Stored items

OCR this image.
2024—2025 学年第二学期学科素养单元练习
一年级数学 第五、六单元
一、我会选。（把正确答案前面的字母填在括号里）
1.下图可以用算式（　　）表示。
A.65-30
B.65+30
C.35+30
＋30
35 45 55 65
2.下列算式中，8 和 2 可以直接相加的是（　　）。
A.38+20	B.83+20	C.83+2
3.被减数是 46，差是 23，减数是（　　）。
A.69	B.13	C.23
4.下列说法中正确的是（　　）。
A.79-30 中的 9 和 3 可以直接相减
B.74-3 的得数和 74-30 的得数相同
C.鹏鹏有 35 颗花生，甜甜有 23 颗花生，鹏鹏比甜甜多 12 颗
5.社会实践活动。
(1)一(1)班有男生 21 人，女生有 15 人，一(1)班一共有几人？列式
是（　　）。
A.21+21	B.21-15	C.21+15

SET EXERCISE — Repeat the listing above without any change.

CORRECT RESULT —
OCR this image.
2024—2025 学年第二学期学科素养单元练习
一年级数学 第五、六单元
一、我会选。（把正确答案前面的字母填在括号里）
1.下图可以用算式（　　）表示。
A.65-30
B.65+30
C.35+30
＋30
35 45 55 65
2.下列算式中，8 和 2 可以直接相加的是（　　）。
A.38+20	B.83+20	C.83+2
3.被减数是 46，差是 23，减数是（　　）。
A.69	B.13	C.23
4.下列说法中正确的是（　　）。
A.79-30 中的 9 和 3 可以直接相减
B.74-3 的得数和 74-30 的得数相同
C.鹏鹏有 35 颗花生，甜甜有 23 颗花生，鹏鹏比甜甜多 12 颗
5.社会实践活动。
(1)一(1)班有男生 21 人，女生有 15 人，一(1)班一共有几人？列式
是（　　）。
A.21+21	B.21-15	C.21+15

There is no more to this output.